Supplied records:
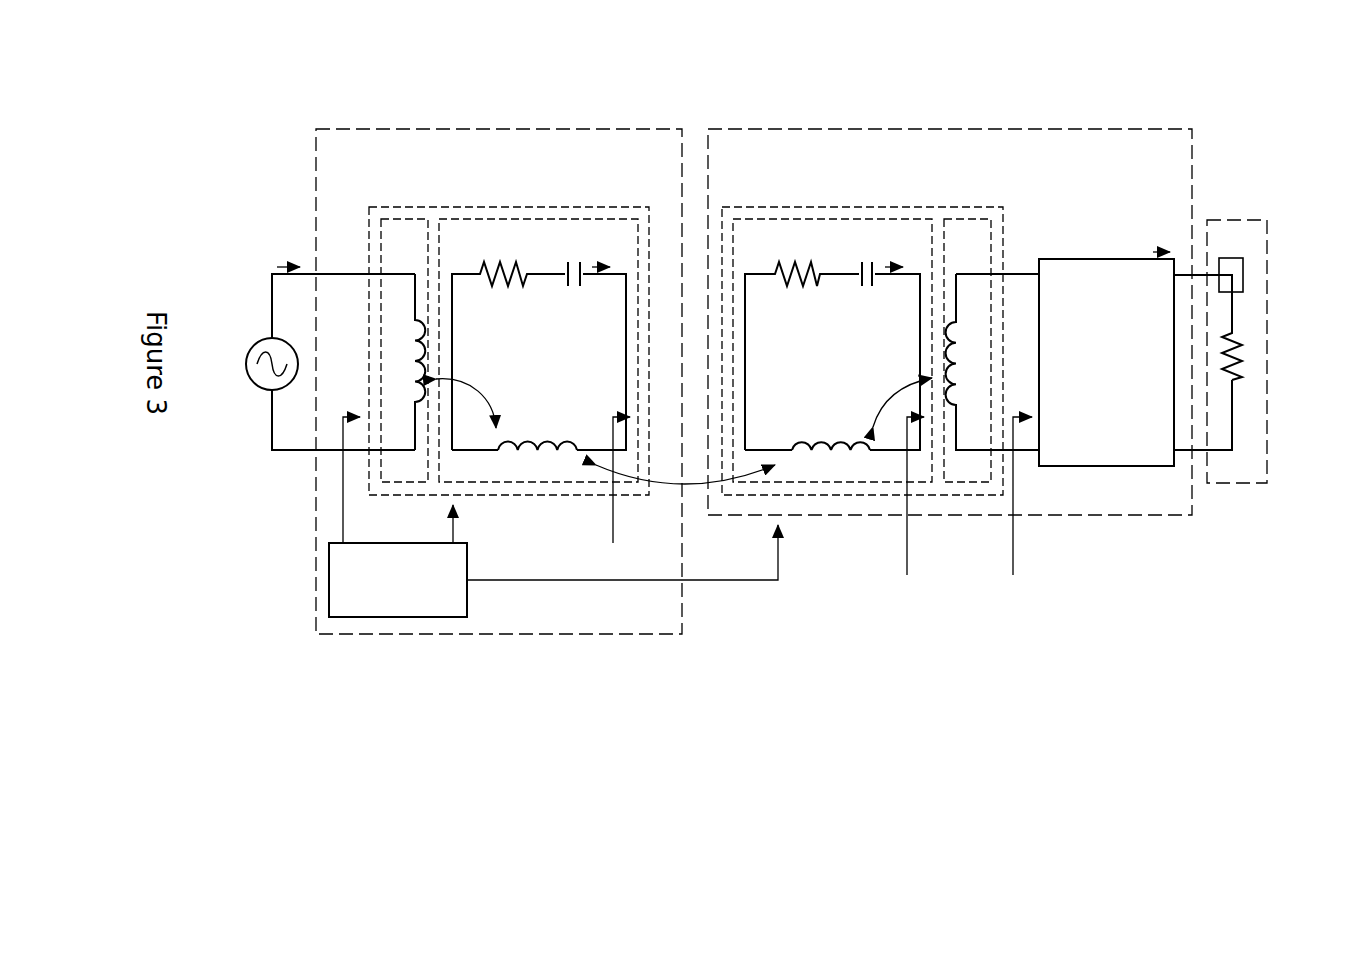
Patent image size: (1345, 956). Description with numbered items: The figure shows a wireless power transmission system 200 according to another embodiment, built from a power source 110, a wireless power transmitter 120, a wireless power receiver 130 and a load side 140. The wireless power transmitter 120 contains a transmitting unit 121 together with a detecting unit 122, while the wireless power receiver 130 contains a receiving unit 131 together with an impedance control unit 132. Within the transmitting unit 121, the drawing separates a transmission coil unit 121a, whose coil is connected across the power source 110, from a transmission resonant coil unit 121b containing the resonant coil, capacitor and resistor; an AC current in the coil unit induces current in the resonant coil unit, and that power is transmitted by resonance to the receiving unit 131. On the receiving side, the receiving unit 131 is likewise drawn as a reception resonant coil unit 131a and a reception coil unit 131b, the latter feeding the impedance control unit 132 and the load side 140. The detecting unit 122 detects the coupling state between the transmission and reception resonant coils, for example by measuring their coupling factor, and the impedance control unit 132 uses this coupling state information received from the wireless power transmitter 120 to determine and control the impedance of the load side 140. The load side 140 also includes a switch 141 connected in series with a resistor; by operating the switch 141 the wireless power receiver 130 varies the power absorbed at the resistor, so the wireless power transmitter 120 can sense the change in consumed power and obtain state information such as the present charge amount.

The wireless power transmission system 200 is at (301, 70).
The power source 110 is at (253, 346).
The wireless power transmitter 120 is at (493, 129).
The transmitting unit 121 is at (495, 207).
The source coil L1 121a is at (416, 219).
The transmission resonance circuit 121b is at (567, 219).
The detecting unit 122 is at (395, 617).
The wireless power receiver 130 is at (960, 129).
The receiving unit 131 is at (873, 207).
The reception resonance circuit 131a is at (784, 219).
The load coil L4 131b is at (968, 219).
The impedance control unit 132 is at (1090, 259).
The load side 140 is at (1239, 220).
The switch 141 is at (1243, 273).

Work to be completed: Please retype the material above line for line without changing anything, leaving out the picture.

Exercise answer:
Patent image size: (1345, 956). Description with numbered items: The figure shows a wireless power transmission system 200 according to another embodiment, built from a power source 110, a wireless power transmitter 120, a wireless power receiver 130 and a load side 140. The wireless power transmitter 120 contains a transmitting unit 121 together with a detecting unit 122, while the wireless power receiver 130 contains a receiving unit 131 together with an impedance control unit 132. Within the transmitting unit 121, the drawing separates a transmission coil unit 121a, whose coil is connected across the power source 110, from a transmission resonant coil unit 121b containing the resonant coil, capacitor and resistor; an AC current in the coil unit induces current in the resonant coil unit, and that power is transmitted by resonance to the receiving unit 131. On the receiving side, the receiving unit 131 is likewise drawn as a reception resonant coil unit 131a and a reception coil unit 131b, the latter feeding the impedance control unit 132 and the load side 140. The detecting unit 122 detects the coupling state between the transmission and reception resonant coils, for example by measuring their coupling factor, and the impedance control unit 132 uses this coupling state information received from the wireless power transmitter 120 to determine and control the impedance of the load side 140. The load side 140 also includes a switch 141 connected in series with a resistor; by operating the switch 141 the wireless power receiver 130 varies the power absorbed at the resistor, so the wireless power transmitter 120 can sense the change in consumed power and obtain state information such as the present charge amount.

The wireless power transmission system 200 is at (301, 70).
The power source 110 is at (253, 346).
The wireless power transmitter 120 is at (493, 129).
The transmitting unit 121 is at (495, 207).
The source coil L1 121a is at (416, 219).
The transmission resonance circuit 121b is at (567, 219).
The detecting unit 122 is at (395, 617).
The wireless power receiver 130 is at (960, 129).
The receiving unit 131 is at (873, 207).
The reception resonance circuit 131a is at (784, 219).
The load coil L4 131b is at (968, 219).
The impedance control unit 132 is at (1090, 259).
The load side 140 is at (1239, 220).
The switch 141 is at (1243, 273).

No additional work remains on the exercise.